Extracted records:
==========

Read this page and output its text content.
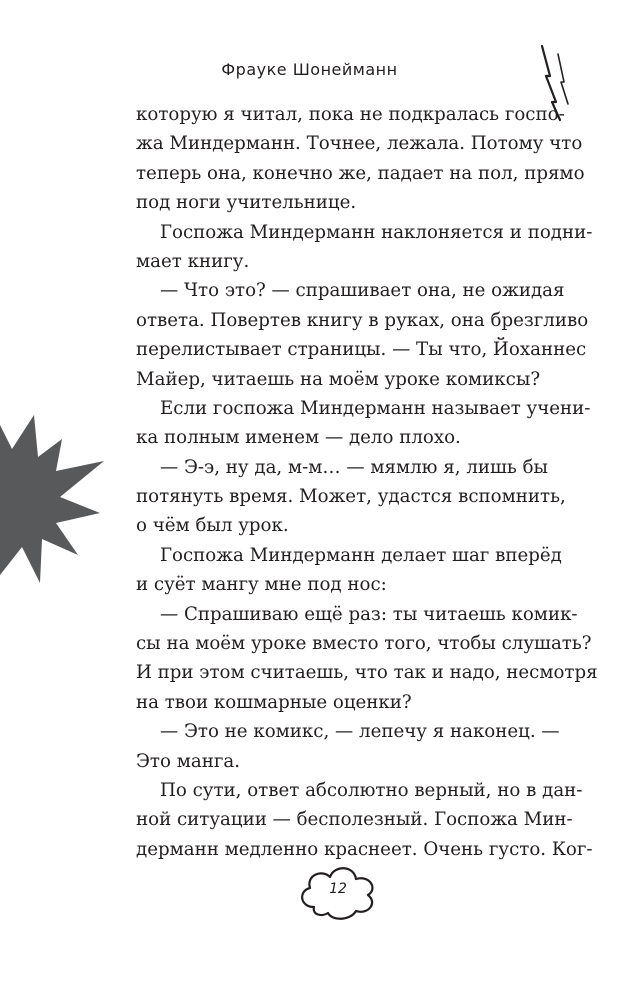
Фрауке Шонейманн
которую я читал, пока не подкралась госпо-
жа Миндерманн. Точнее, лежала. Потому что
теперь она, конечно же, падает на пол, прямо
под ноги учительнице.
Госпожа Миндерманн наклоняется и подни-
мает книгу.
— Что это? — спрашивает она, не ожидая
ответа. Повертев книгу в руках, она брезгливо
перелистывает страницы. — Ты что, Йоханнес
Майер, читаешь на моём уроке комиксы?
Если госпожа Миндерманн называет учени-
ка полным именем — дело плохо.
— Э-э, ну да, м-м… — мямлю я, лишь бы
потянуть время. Может, удастся вспомнить,
о чём был урок.
Госпожа Миндерманн делает шаг вперёд
и суёт мангу мне под нос:
— Спрашиваю ещё раз: ты читаешь комик-
сы на моём уроке вместо того, чтобы слушать?
И при этом считаешь, что так и надо, несмотря
на твои кошмарные оценки?
— Это не комикс, — лепечу я наконец. —
Это манга.
По сути, ответ абсолютно верный, но в дан-
ной ситуации — бесполезный. Госпожа Мин-
дерманн медленно краснеет. Очень густо. Ког-
12
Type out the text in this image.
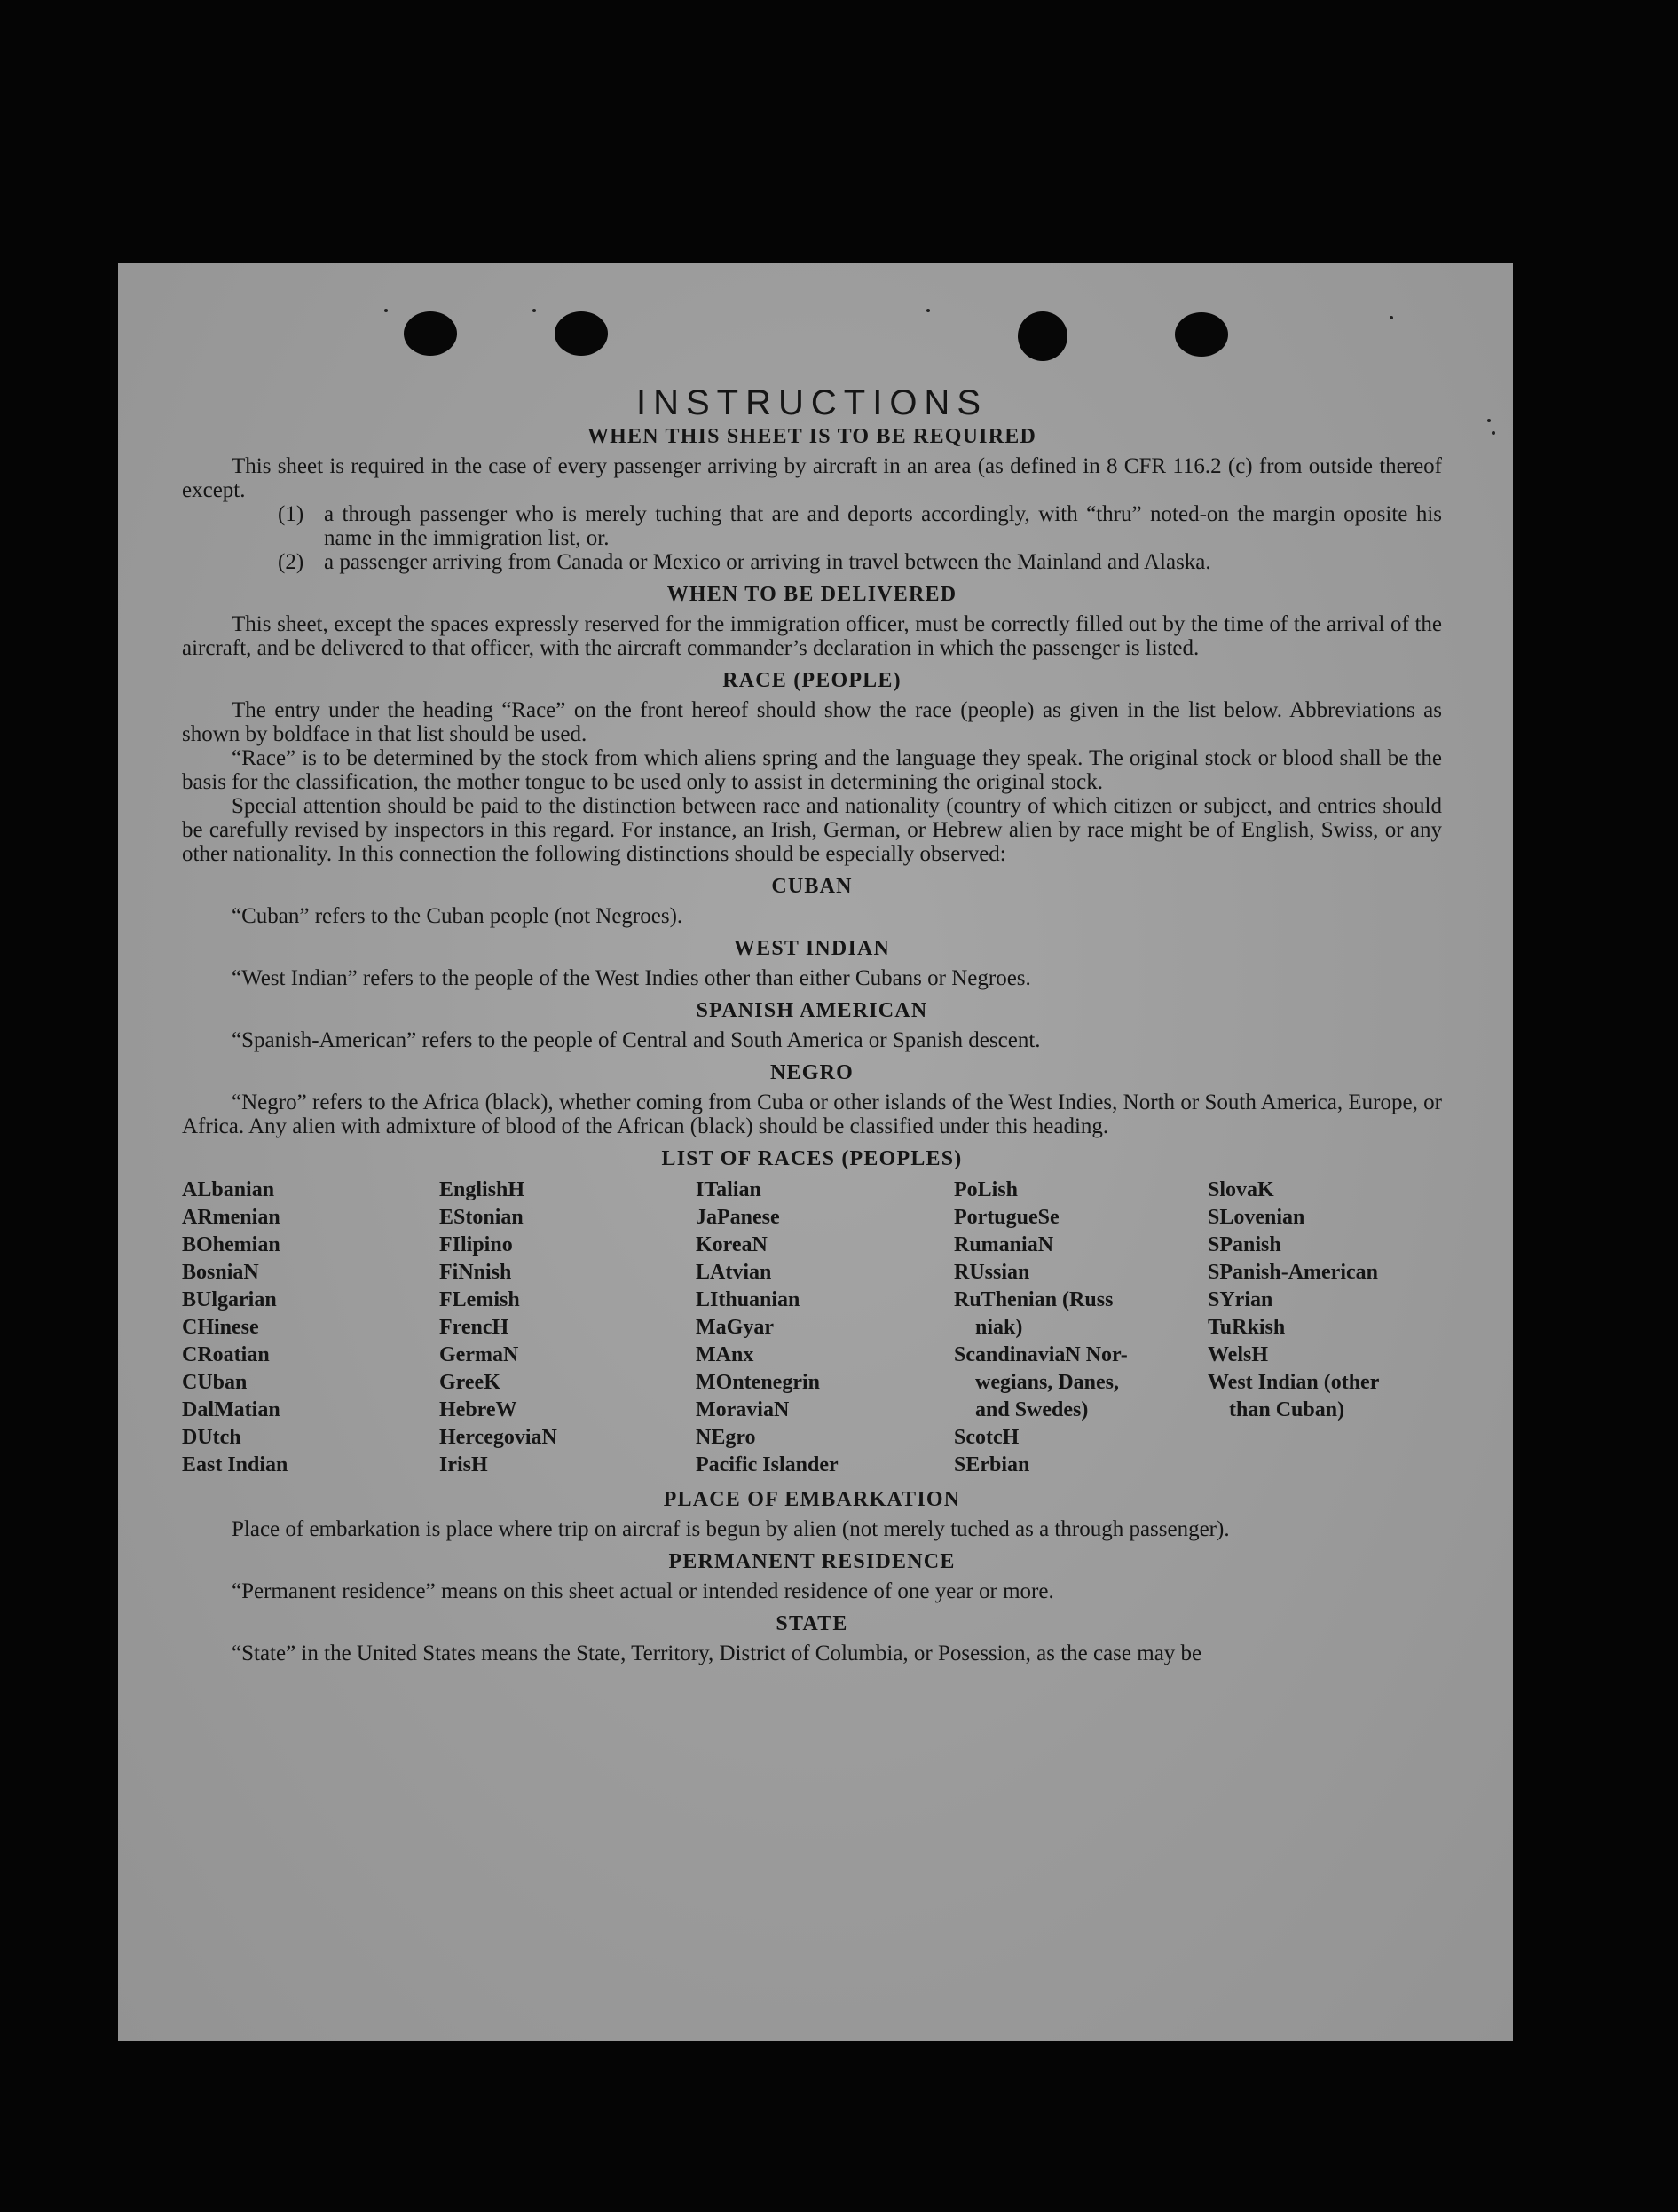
INSTRUCTIONS
WHEN THIS SHEET IS TO BE REQUIRED

This sheet is required in the case of every passenger arriving by aircraft in an area (as defined in 8 CFR 116.2 (c) from outside thereof except.

(1) a through passenger who is merely tuching that are and deports accordingly, with “thru” noted-on the margin oposite his name in the immigration list, or.
(2) a passenger arriving from Canada or Mexico or arriving in travel between the Mainland and Alaska.
WHEN TO BE DELIVERED

This sheet, except the spaces expressly reserved for the immigration officer, must be correctly filled out by the time of the arrival of the aircraft, and be delivered to that officer, with the aircraft commander’s declaration in which the passenger is listed.

RACE (PEOPLE)

The entry under the heading “Race” on the front hereof should show the race (people) as given in the list below. Abbreviations as shown by boldface in that list should be used.

“Race” is to be determined by the stock from which aliens spring and the language they speak. The original stock or blood shall be the basis for the classification, the mother tongue to be used only to assist in determining the original stock.

Special attention should be paid to the distinction between race and nationality (country of which citizen or subject, and entries should be carefully revised by inspectors in this regard. For instance, an Irish, German, or Hebrew alien by race might be of English, Swiss, or any other nationality. In this connection the following distinctions should be especially observed:

CUBAN

“Cuban” refers to the Cuban people (not Negroes).

WEST INDIAN

“West Indian” refers to the people of the West Indies other than either Cubans or Negroes.

SPANISH AMERICAN

“Spanish-American” refers to the people of Central and South America or Spanish descent.

NEGRO

“Negro” refers to the Africa (black), whether coming from Cuba or other islands of the West Indies, North or South America, Europe, or Africa. Any alien with admixture of blood of the African (black) should be classified under this heading.

LIST OF RACES (PEOPLES)
ALbanian
ARmenian
BOhemian
BosniaN
BUlgarian
CHinese
CRoatian
CUban
DalMatian
DUtch
East Indian
EnglishH
EStonian
FIlipino
FiNnish
FLemish
FrencH
GermaN
GreeK
HebreW
HercegoviaN
IrisH
ITalian
JaPanese
KoreaN
LAtvian
LIthuanian
MaGyar
MAnx
MOntenegrin
MoraviaN
NEgro
Pacific Islander
PoLish
PortugueSe
RumaniaN
RUssian
RuThenian (Russ
niak)
ScandinaviaN Nor-
wegians, Danes,
and Swedes)
ScotcH
SErbian
SlovaK
SLovenian
SPanish
SPanish-American
SYrian
TuRkish
WelsH
West Indian (other
than Cuban)
PLACE OF EMBARKATION

Place of embarkation is place where trip on aircraf is begun by alien (not merely tuched as a through passenger).

PERMANENT RESIDENCE

“Permanent residence” means on this sheet actual or intended residence of one year or more.

STATE

“State” in the United States means the State, Territory, District of Columbia, or Posession, as the case may be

==========

- **Set problem**:
Show every line from the listing above in which the string "merely" appears.

- **Exercise response**:
(1) a through passenger who is merely tuching that are and deports accordingly, with “thru” noted-on the margin oposite his name in the immigration list, or.
Place of embarkation is place where trip on aircraf is begun by alien (not merely tuched as a through passenger).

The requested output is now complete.